[Extracts from a graphics dataset]

═══

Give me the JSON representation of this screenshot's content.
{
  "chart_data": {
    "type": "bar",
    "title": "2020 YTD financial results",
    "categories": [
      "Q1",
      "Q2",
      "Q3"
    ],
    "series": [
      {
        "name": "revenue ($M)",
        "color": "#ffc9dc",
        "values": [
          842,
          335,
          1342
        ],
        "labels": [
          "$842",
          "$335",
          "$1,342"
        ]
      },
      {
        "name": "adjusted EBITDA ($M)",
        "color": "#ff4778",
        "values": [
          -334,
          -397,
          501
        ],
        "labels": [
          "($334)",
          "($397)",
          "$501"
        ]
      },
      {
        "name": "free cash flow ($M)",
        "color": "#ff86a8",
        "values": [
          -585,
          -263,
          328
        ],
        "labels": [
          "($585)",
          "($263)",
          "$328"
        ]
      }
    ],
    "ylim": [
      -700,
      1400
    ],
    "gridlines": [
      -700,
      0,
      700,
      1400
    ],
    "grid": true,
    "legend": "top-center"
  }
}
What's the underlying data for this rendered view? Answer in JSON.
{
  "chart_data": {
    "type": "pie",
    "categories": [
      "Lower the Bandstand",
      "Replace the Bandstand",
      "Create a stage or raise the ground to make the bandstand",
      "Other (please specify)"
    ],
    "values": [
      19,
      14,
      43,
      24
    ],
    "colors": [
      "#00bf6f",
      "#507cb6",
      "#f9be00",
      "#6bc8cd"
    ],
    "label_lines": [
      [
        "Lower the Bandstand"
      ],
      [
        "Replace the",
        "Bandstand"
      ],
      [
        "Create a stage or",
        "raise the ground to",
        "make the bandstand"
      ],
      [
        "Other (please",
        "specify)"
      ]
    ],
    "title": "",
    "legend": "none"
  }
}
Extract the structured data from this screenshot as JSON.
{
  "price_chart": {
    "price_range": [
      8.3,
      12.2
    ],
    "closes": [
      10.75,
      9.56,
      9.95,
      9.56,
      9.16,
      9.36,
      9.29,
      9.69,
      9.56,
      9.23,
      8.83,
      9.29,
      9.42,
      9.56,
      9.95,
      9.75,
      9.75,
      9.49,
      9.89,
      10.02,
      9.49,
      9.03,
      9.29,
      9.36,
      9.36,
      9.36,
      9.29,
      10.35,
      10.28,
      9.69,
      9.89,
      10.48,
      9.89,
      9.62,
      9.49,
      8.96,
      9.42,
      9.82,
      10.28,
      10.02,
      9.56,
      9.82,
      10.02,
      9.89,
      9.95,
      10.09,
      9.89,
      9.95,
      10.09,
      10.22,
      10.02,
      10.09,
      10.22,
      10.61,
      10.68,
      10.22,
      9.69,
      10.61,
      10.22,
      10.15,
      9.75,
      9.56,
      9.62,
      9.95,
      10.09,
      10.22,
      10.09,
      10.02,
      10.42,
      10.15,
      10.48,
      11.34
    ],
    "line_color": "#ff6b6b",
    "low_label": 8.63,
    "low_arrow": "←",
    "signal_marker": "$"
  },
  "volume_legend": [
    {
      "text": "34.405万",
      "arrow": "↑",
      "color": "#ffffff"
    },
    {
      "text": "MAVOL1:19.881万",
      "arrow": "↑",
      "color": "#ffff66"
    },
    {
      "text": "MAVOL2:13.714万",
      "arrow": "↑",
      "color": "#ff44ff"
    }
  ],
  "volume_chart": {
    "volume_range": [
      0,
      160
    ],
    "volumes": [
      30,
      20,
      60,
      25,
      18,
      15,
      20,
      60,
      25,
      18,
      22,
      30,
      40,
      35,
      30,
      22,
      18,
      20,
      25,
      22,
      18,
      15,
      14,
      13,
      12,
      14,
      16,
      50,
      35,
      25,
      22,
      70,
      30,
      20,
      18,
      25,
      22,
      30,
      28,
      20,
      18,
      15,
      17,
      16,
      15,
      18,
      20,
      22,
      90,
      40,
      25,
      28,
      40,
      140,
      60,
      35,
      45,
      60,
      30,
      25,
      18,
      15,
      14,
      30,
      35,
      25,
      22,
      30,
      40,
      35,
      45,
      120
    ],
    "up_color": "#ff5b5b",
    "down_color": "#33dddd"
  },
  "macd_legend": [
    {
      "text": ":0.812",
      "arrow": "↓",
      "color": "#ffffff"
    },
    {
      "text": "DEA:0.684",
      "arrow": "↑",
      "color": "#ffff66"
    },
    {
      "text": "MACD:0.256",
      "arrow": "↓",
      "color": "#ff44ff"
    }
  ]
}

═══

Task prompt >> Exactly reproduce all of the entries.

Response to this task >>
Give me the JSON representation of this screenshot's content.
{
  "chart_data": {
    "type": "bar",
    "title": "2020 YTD financial results",
    "categories": [
      "Q1",
      "Q2",
      "Q3"
    ],
    "series": [
      {
        "name": "revenue ($M)",
        "color": "#ffc9dc",
        "values": [
          842,
          335,
          1342
        ],
        "labels": [
          "$842",
          "$335",
          "$1,342"
        ]
      },
      {
        "name": "adjusted EBITDA ($M)",
        "color": "#ff4778",
        "values": [
          -334,
          -397,
          501
        ],
        "labels": [
          "($334)",
          "($397)",
          "$501"
        ]
      },
      {
        "name": "free cash flow ($M)",
        "color": "#ff86a8",
        "values": [
          -585,
          -263,
          328
        ],
        "labels": [
          "($585)",
          "($263)",
          "$328"
        ]
      }
    ],
    "ylim": [
      -700,
      1400
    ],
    "gridlines": [
      -700,
      0,
      700,
      1400
    ],
    "grid": true,
    "legend": "top-center"
  }
}
What's the underlying data for this rendered view? Answer in JSON.
{
  "chart_data": {
    "type": "pie",
    "categories": [
      "Lower the Bandstand",
      "Replace the Bandstand",
      "Create a stage or raise the ground to make the bandstand",
      "Other (please specify)"
    ],
    "values": [
      19,
      14,
      43,
      24
    ],
    "colors": [
      "#00bf6f",
      "#507cb6",
      "#f9be00",
      "#6bc8cd"
    ],
    "label_lines": [
      [
        "Lower the Bandstand"
      ],
      [
        "Replace the",
        "Bandstand"
      ],
      [
        "Create a stage or",
        "raise the ground to",
        "make the bandstand"
      ],
      [
        "Other (please",
        "specify)"
      ]
    ],
    "title": "",
    "legend": "none"
  }
}
Extract the structured data from this screenshot as JSON.
{
  "price_chart": {
    "price_range": [
      8.3,
      12.2
    ],
    "closes": [
      10.75,
      9.56,
      9.95,
      9.56,
      9.16,
      9.36,
      9.29,
      9.69,
      9.56,
      9.23,
      8.83,
      9.29,
      9.42,
      9.56,
      9.95,
      9.75,
      9.75,
      9.49,
      9.89,
      10.02,
      9.49,
      9.03,
      9.29,
      9.36,
      9.36,
      9.36,
      9.29,
      10.35,
      10.28,
      9.69,
      9.89,
      10.48,
      9.89,
      9.62,
      9.49,
      8.96,
      9.42,
      9.82,
      10.28,
      10.02,
      9.56,
      9.82,
      10.02,
      9.89,
      9.95,
      10.09,
      9.89,
      9.95,
      10.09,
      10.22,
      10.02,
      10.09,
      10.22,
      10.61,
      10.68,
      10.22,
      9.69,
      10.61,
      10.22,
      10.15,
      9.75,
      9.56,
      9.62,
      9.95,
      10.09,
      10.22,
      10.09,
      10.02,
      10.42,
      10.15,
      10.48,
      11.34
    ],
    "line_color": "#ff6b6b",
    "low_label": 8.63,
    "low_arrow": "←",
    "signal_marker": "$"
  },
  "volume_legend": [
    {
      "text": "34.405万",
      "arrow": "↑",
      "color": "#ffffff"
    },
    {
      "text": "MAVOL1:19.881万",
      "arrow": "↑",
      "color": "#ffff66"
    },
    {
      "text": "MAVOL2:13.714万",
      "arrow": "↑",
      "color": "#ff44ff"
    }
  ],
  "volume_chart": {
    "volume_range": [
      0,
      160
    ],
    "volumes": [
      30,
      20,
      60,
      25,
      18,
      15,
      20,
      60,
      25,
      18,
      22,
      30,
      40,
      35,
      30,
      22,
      18,
      20,
      25,
      22,
      18,
      15,
      14,
      13,
      12,
      14,
      16,
      50,
      35,
      25,
      22,
      70,
      30,
      20,
      18,
      25,
      22,
      30,
      28,
      20,
      18,
      15,
      17,
      16,
      15,
      18,
      20,
      22,
      90,
      40,
      25,
      28,
      40,
      140,
      60,
      35,
      45,
      60,
      30,
      25,
      18,
      15,
      14,
      30,
      35,
      25,
      22,
      30,
      40,
      35,
      45,
      120
    ],
    "up_color": "#ff5b5b",
    "down_color": "#33dddd"
  },
  "macd_legend": [
    {
      "text": ":0.812",
      "arrow": "↓",
      "color": "#ffffff"
    },
    {
      "text": "DEA:0.684",
      "arrow": "↑",
      "color": "#ffff66"
    },
    {
      "text": "MACD:0.256",
      "arrow": "↓",
      "color": "#ff44ff"
    }
  ]
}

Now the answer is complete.